▶ [RECORDS PROVIDED]
○ ○ ○ ○

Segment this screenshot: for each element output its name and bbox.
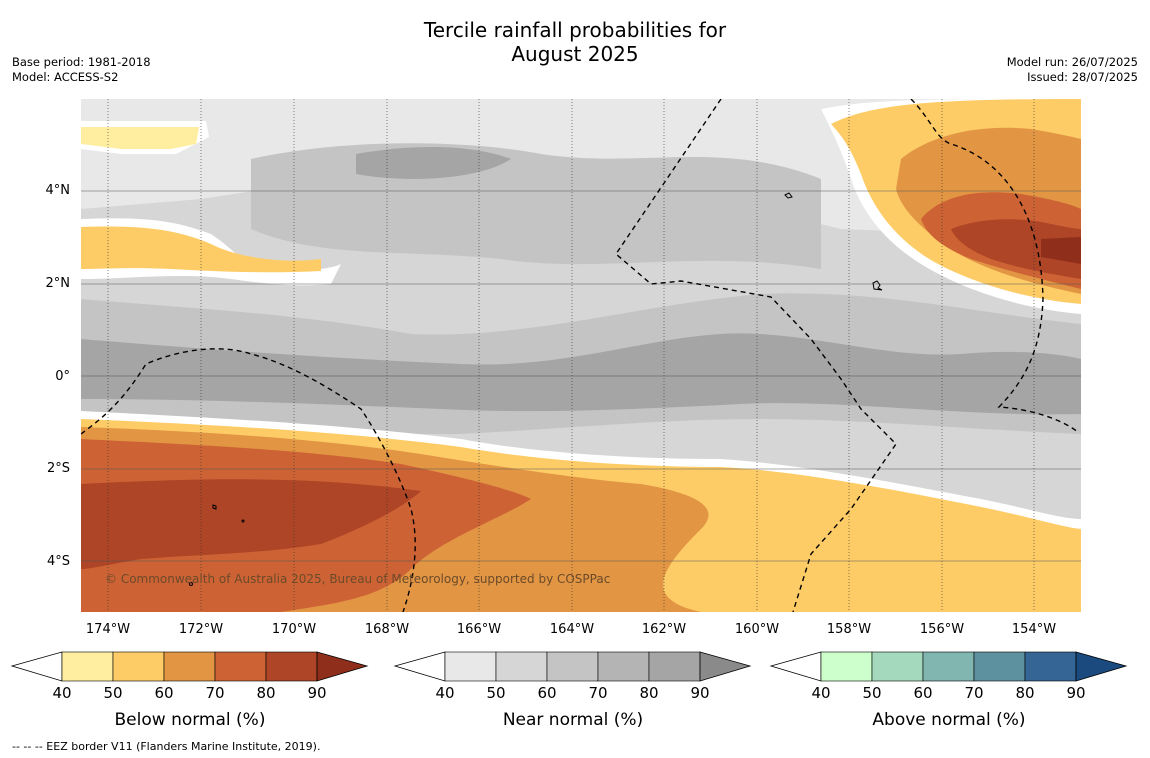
colorbar-below-swatch [214, 651, 267, 682]
issued-text: Issued: 28/07/2025 [1027, 70, 1138, 84]
copyright-text: © Commonwealth of Australia 2025, Bureau… [105, 572, 611, 586]
tick: 40 [52, 684, 72, 702]
colorbar-above-swatch [922, 651, 975, 682]
tick: 80 [1015, 684, 1035, 702]
graticule-lines [81, 190, 1081, 562]
colorbar-above-normal [769, 651, 1128, 682]
tick: 80 [256, 684, 276, 702]
colorbar-below-swatch [112, 651, 165, 682]
near-normal-90-north [356, 147, 511, 179]
colorbar-near-swatch [597, 651, 650, 682]
colorbar-near-normal [393, 651, 752, 682]
tick: 50 [862, 684, 882, 702]
colorbar-near-swatch [444, 651, 497, 682]
tick: 90 [307, 684, 327, 702]
lon-label-156w: 156°W [919, 622, 965, 637]
tick: 50 [103, 684, 123, 702]
tick: 70 [205, 684, 225, 702]
island-outlines [189, 192, 883, 586]
lon-label-168w: 168°W [364, 622, 410, 637]
title-line-1: Tercile rainfall probabilities for [423, 18, 727, 42]
tick: 60 [537, 684, 557, 702]
tick: 80 [639, 684, 659, 702]
colorbar-below-normal [10, 651, 369, 682]
title-line-2: August 2025 [511, 42, 639, 66]
lon-label-162w: 162°W [641, 622, 687, 637]
colorbar-above-arrow-right [1075, 651, 1128, 682]
colorbar-below-arrow-right [316, 651, 369, 682]
tick: 70 [964, 684, 984, 702]
colorbar-below-arrow-left [10, 651, 63, 682]
colorbar-near-swatch [546, 651, 599, 682]
tick: 40 [435, 684, 455, 702]
colorbar-below-swatch [61, 651, 114, 682]
lon-label-174w: 174°W [85, 622, 131, 637]
lon-label-158w: 158°W [826, 622, 872, 637]
below-normal-40-top-left [81, 127, 199, 149]
lon-label-170w: 170°W [271, 622, 317, 637]
colorbar-above-swatch [1024, 651, 1077, 682]
below-normal-80-south [81, 479, 421, 569]
colorbar-near-swatch [495, 651, 548, 682]
lat-label-2s: 2°S [46, 461, 70, 476]
tick: 60 [154, 684, 174, 702]
tick: 60 [913, 684, 933, 702]
near-normal-90-equator [81, 333, 1081, 415]
meta-left: Base period: 1981-2018 Model: ACCESS-S2 [12, 55, 151, 85]
meta-right: Model run: 26/07/2025 Issued: 28/07/2025 [1007, 55, 1138, 85]
rainfall-map [81, 99, 1081, 612]
tick: 70 [588, 684, 608, 702]
lat-label-4s: 4°S [46, 554, 70, 569]
tick: 90 [690, 684, 710, 702]
colorbar-below-swatch [265, 651, 318, 682]
tick: 50 [486, 684, 506, 702]
model-text: Model: ACCESS-S2 [12, 70, 119, 84]
below-normal-80-ne [951, 219, 1081, 279]
tick: 40 [811, 684, 831, 702]
colorbar-above-swatch [973, 651, 1026, 682]
lon-label-172w: 172°W [178, 622, 224, 637]
model-run-text: Model run: 26/07/2025 [1006, 55, 1138, 69]
lon-label-164w: 164°W [549, 622, 595, 637]
base-period-text: Base period: 1981-2018 [12, 55, 151, 69]
colorbar-below-swatch [163, 651, 216, 682]
colorbar-above-label: Above normal (%) [872, 710, 1026, 730]
lat-label-2n: 2°N [45, 276, 71, 291]
colorbar-near-label: Near normal (%) [502, 710, 644, 730]
colorbar-near-swatch [648, 651, 701, 682]
lat-label-0: 0° [55, 369, 70, 384]
colorbar-above-swatch [871, 651, 924, 682]
lon-label-154w: 154°W [1011, 622, 1057, 637]
tick: 90 [1066, 684, 1086, 702]
lon-label-166w: 166°W [456, 622, 502, 637]
colorbar-above-swatch [820, 651, 873, 682]
colorbar-near-arrow-left [393, 651, 446, 682]
colorbar-below-label: Below normal (%) [114, 710, 266, 730]
lon-label-160w: 160°W [734, 622, 780, 637]
colorbar-above-arrow-left [769, 651, 822, 682]
eez-border-lines [81, 99, 1079, 612]
map-title: Tercile rainfall probabilities for Augus… [0, 18, 1150, 66]
lat-label-4n: 4°N [45, 183, 71, 198]
colorbar-near-arrow-right [699, 651, 752, 682]
eez-footnote: -- -- -- EEZ border V11 (Flanders Marine… [12, 740, 321, 753]
below-normal-90-ne [1041, 237, 1081, 264]
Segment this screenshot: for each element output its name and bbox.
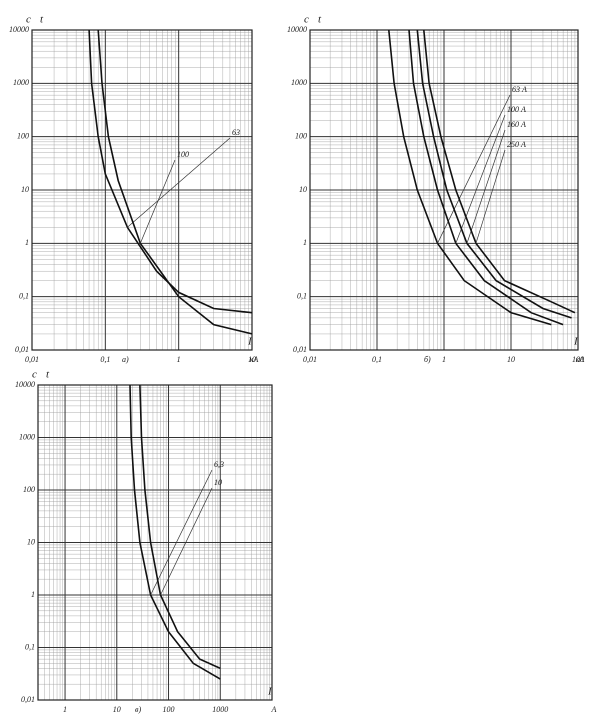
leader-line [437,94,511,244]
x-unit: кА [250,355,259,364]
subplot-label: в) [135,705,141,714]
x-unit: А [271,705,277,714]
y-tick-label: 100 [23,485,35,494]
y-tick-label: 10 [299,185,307,194]
subplot-label: б) [424,355,431,364]
x-tick-label: 0,01 [303,355,317,364]
x-tick-label: 1 [63,705,67,714]
y-tick-label: 0,01 [15,345,29,354]
y-tick-label: 1000 [13,78,29,87]
leader-line [150,469,213,596]
y-tick-label: 10000 [9,25,29,34]
curve [129,384,221,680]
x-tick-label: 0,1 [100,355,110,364]
x-tick-label: 100 [572,355,584,364]
x-tick-label: 10 [507,355,515,364]
y-tick-label: 1 [25,238,29,247]
y-tick-label: 10000 [287,25,307,34]
legend-label: 6,3 [214,460,224,469]
legend-label: 160 А [507,120,526,129]
curve [88,29,253,314]
plot-frame [37,384,273,701]
curve [416,29,572,319]
y-label: t [46,369,50,381]
legend-label: 63 А [512,85,527,94]
curve [139,384,221,670]
y-tick-label: 10000 [15,380,35,389]
y-tick-label: 0,01 [293,345,307,354]
y-tick-label: 0,1 [25,642,35,651]
y-label: t [318,14,322,26]
y-unit: с [26,14,31,26]
curve [97,29,253,335]
x-tick-label: 0,1 [372,355,382,364]
curve [388,29,552,326]
x-tick-label: 1 [442,355,446,364]
legend-label: 100 А [507,105,526,114]
y-tick-label: 0,01 [21,695,35,704]
y-tick-label: 100 [17,131,29,140]
x-label: I [267,686,273,698]
y-tick-label: 1 [31,590,35,599]
subplot-label: а) [122,355,129,364]
leader-line [127,137,231,228]
y-tick-label: 10 [27,537,35,546]
legend-label: 250 А [507,140,526,149]
y-tick-label: 1000 [19,432,35,441]
y-tick-label: 1000 [291,78,307,87]
y-unit: с [32,369,37,381]
y-label: t [40,14,44,26]
leader-line [466,129,506,244]
x-label: I [247,336,253,348]
y-tick-label: 0,1 [19,291,29,300]
plot-frame [31,29,253,351]
leader-line [160,487,213,596]
leader-line [139,159,176,244]
y-tick-label: 10 [21,185,29,194]
legend-label: 63 [232,128,240,137]
x-tick-label: 1 [177,355,181,364]
x-tick-label: 10 [113,705,121,714]
x-tick-label: 10 [248,355,256,364]
x-unit: кА [576,355,585,364]
x-tick-label: 1000 [212,705,228,714]
plot-frame [309,29,579,351]
curve [423,29,576,314]
curve [408,29,564,326]
x-label: I [573,336,579,348]
legend-label: 100 [177,150,189,159]
legend-label: 10 [214,478,222,487]
x-tick-label: 0,01 [25,355,39,364]
leader-line [455,114,506,244]
x-tick-label: 100 [163,705,175,714]
leader-line [475,149,506,244]
y-tick-label: 0,1 [297,291,307,300]
y-tick-label: 100 [295,131,307,140]
y-unit: с [304,14,309,26]
y-tick-label: 1 [303,238,307,247]
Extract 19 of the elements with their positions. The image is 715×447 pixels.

○ ○ ○ ○

▶ [THE PROBLEM]
Copy every one of the lines above without any change, leaving out the pictures.

▶ [COMPLETE RESPONSE]
Segment this screenshot: for each element output its name and bbox.
colorbar-below-swatch [214, 651, 267, 682]
issued-text: Issued: 28/07/2025 [1027, 70, 1138, 84]
copyright-text: © Commonwealth of Australia 2025, Bureau… [105, 572, 611, 586]
tick: 40 [52, 684, 72, 702]
colorbar-above-swatch [922, 651, 975, 682]
tick: 80 [1015, 684, 1035, 702]
graticule-lines [81, 190, 1081, 562]
colorbar-above-normal [769, 651, 1128, 682]
tick: 80 [256, 684, 276, 702]
colorbar-below-swatch [112, 651, 165, 682]
near-normal-90-north [356, 147, 511, 179]
colorbar-near-swatch [597, 651, 650, 682]
colorbar-near-normal [393, 651, 752, 682]
tick: 50 [862, 684, 882, 702]
colorbar-near-swatch [444, 651, 497, 682]
tick: 90 [307, 684, 327, 702]
lon-label-156w: 156°W [919, 622, 965, 637]
tick: 50 [103, 684, 123, 702]
tick: 70 [205, 684, 225, 702]
island-outlines [189, 192, 883, 586]
lon-label-168w: 168°W [364, 622, 410, 637]
title-line-1: Tercile rainfall probabilities for [423, 18, 727, 42]
tick: 60 [537, 684, 557, 702]
tick: 80 [639, 684, 659, 702]
colorbar-below-normal [10, 651, 369, 682]
title-line-2: August 2025 [511, 42, 639, 66]
lon-label-162w: 162°W [641, 622, 687, 637]
colorbar-above-arrow-right [1075, 651, 1128, 682]
colorbar-below-arrow-right [316, 651, 369, 682]
tick: 70 [964, 684, 984, 702]
colorbar-below-arrow-left [10, 651, 63, 682]
colorbar-near-swatch [546, 651, 599, 682]
tick: 40 [435, 684, 455, 702]
colorbar-below-swatch [61, 651, 114, 682]
lon-label-174w: 174°W [85, 622, 131, 637]
lon-label-158w: 158°W [826, 622, 872, 637]
below-normal-40-top-left [81, 127, 199, 149]
lon-label-170w: 170°W [271, 622, 317, 637]
colorbar-above-swatch [1024, 651, 1077, 682]
below-normal-80-south [81, 479, 421, 569]
colorbar-near-swatch [495, 651, 548, 682]
lat-label-2s: 2°S [46, 461, 70, 476]
tick: 60 [154, 684, 174, 702]
tick: 60 [913, 684, 933, 702]
near-normal-90-equator [81, 333, 1081, 415]
meta-left: Base period: 1981-2018 Model: ACCESS-S2 [12, 55, 151, 85]
meta-right: Model run: 26/07/2025 Issued: 28/07/2025 [1007, 55, 1138, 85]
rainfall-map [81, 99, 1081, 612]
tick: 70 [588, 684, 608, 702]
lat-label-4s: 4°S [46, 554, 70, 569]
tick: 90 [690, 684, 710, 702]
colorbar-below-swatch [265, 651, 318, 682]
tick: 50 [486, 684, 506, 702]
model-text: Model: ACCESS-S2 [12, 70, 119, 84]
below-normal-80-ne [951, 219, 1081, 279]
tick: 40 [811, 684, 831, 702]
colorbar-above-swatch [973, 651, 1026, 682]
lon-label-172w: 172°W [178, 622, 224, 637]
model-run-text: Model run: 26/07/2025 [1006, 55, 1138, 69]
lon-label-164w: 164°W [549, 622, 595, 637]
base-period-text: Base period: 1981-2018 [12, 55, 151, 69]
colorbar-below-swatch [163, 651, 216, 682]
colorbar-above-label: Above normal (%) [872, 710, 1026, 730]
lat-label-2n: 2°N [45, 276, 71, 291]
colorbar-near-label: Near normal (%) [502, 710, 644, 730]
colorbar-near-swatch [648, 651, 701, 682]
lat-label-0: 0° [55, 369, 70, 384]
colorbar-above-swatch [871, 651, 924, 682]
lon-label-154w: 154°W [1011, 622, 1057, 637]
tick: 90 [1066, 684, 1086, 702]
lon-label-166w: 166°W [456, 622, 502, 637]
colorbar-above-swatch [820, 651, 873, 682]
colorbar-near-arrow-left [393, 651, 446, 682]
colorbar-below-label: Below normal (%) [114, 710, 266, 730]
lon-label-160w: 160°W [734, 622, 780, 637]
colorbar-above-arrow-left [769, 651, 822, 682]
eez-border-lines [81, 99, 1079, 612]
map-title: Tercile rainfall probabilities for Augus… [0, 18, 1150, 66]
lat-label-4n: 4°N [45, 183, 71, 198]
colorbar-near-arrow-right [699, 651, 752, 682]
eez-footnote: -- -- -- EEZ border V11 (Flanders Marine… [12, 740, 321, 753]
below-normal-90-ne [1041, 237, 1081, 264]
Segment this screenshot: for each element output its name and bbox.
leader-line [437,94,511,244]
x-unit: кА [250,355,259,364]
subplot-label: в) [135,705,141,714]
x-unit: А [271,705,277,714]
y-tick-label: 100 [23,485,35,494]
y-tick-label: 10 [299,185,307,194]
subplot-label: б) [424,355,431,364]
x-tick-label: 0,01 [303,355,317,364]
x-tick-label: 1 [63,705,67,714]
y-tick-label: 0,01 [15,345,29,354]
y-tick-label: 1000 [13,78,29,87]
leader-line [150,469,213,596]
y-tick-label: 10000 [9,25,29,34]
curve [129,384,221,680]
x-tick-label: 0,1 [100,355,110,364]
x-tick-label: 100 [572,355,584,364]
x-tick-label: 10 [507,355,515,364]
y-tick-label: 1 [25,238,29,247]
y-tick-label: 10000 [287,25,307,34]
legend-label: 6,3 [214,460,224,469]
legend-label: 160 А [507,120,526,129]
curve [88,29,253,314]
plot-frame [37,384,273,701]
curve [416,29,572,319]
y-label: t [46,369,50,381]
legend-label: 63 А [512,85,527,94]
curve [139,384,221,670]
y-tick-label: 10000 [15,380,35,389]
y-tick-label: 0,01 [293,345,307,354]
y-tick-label: 0,1 [25,642,35,651]
y-label: t [318,14,322,26]
y-unit: с [26,14,31,26]
curve [97,29,253,335]
x-tick-label: 0,1 [372,355,382,364]
curve [388,29,552,326]
x-tick-label: 1 [442,355,446,364]
legend-label: 100 А [507,105,526,114]
y-tick-label: 0,01 [21,695,35,704]
y-tick-label: 100 [17,131,29,140]
x-label: I [267,686,273,698]
y-tick-label: 1 [31,590,35,599]
subplot-label: а) [122,355,129,364]
leader-line [127,137,231,228]
y-tick-label: 10 [27,537,35,546]
legend-label: 250 А [507,140,526,149]
y-tick-label: 1000 [19,432,35,441]
y-tick-label: 1000 [291,78,307,87]
y-unit: с [32,369,37,381]
y-label: t [40,14,44,26]
leader-line [466,129,506,244]
x-label: I [247,336,253,348]
y-tick-label: 0,1 [19,291,29,300]
plot-frame [31,29,253,351]
leader-line [160,487,213,596]
leader-line [139,159,176,244]
y-tick-label: 10 [21,185,29,194]
legend-label: 63 [232,128,240,137]
x-tick-label: 1 [177,355,181,364]
x-tick-label: 10 [113,705,121,714]
x-tick-label: 10 [248,355,256,364]
x-unit: кА [576,355,585,364]
x-tick-label: 1000 [212,705,228,714]
plot-frame [309,29,579,351]
curve [423,29,576,314]
curve [408,29,564,326]
x-label: I [573,336,579,348]
legend-label: 100 [177,150,189,159]
legend-label: 10 [214,478,222,487]
x-tick-label: 0,01 [25,355,39,364]
leader-line [455,114,506,244]
x-tick-label: 100 [163,705,175,714]
leader-line [475,149,506,244]
y-tick-label: 0,1 [297,291,307,300]
y-tick-label: 100 [295,131,307,140]
y-unit: с [304,14,309,26]
y-tick-label: 1 [303,238,307,247]
Extract 19 of the elements with their positions. The image is 715×447 pixels.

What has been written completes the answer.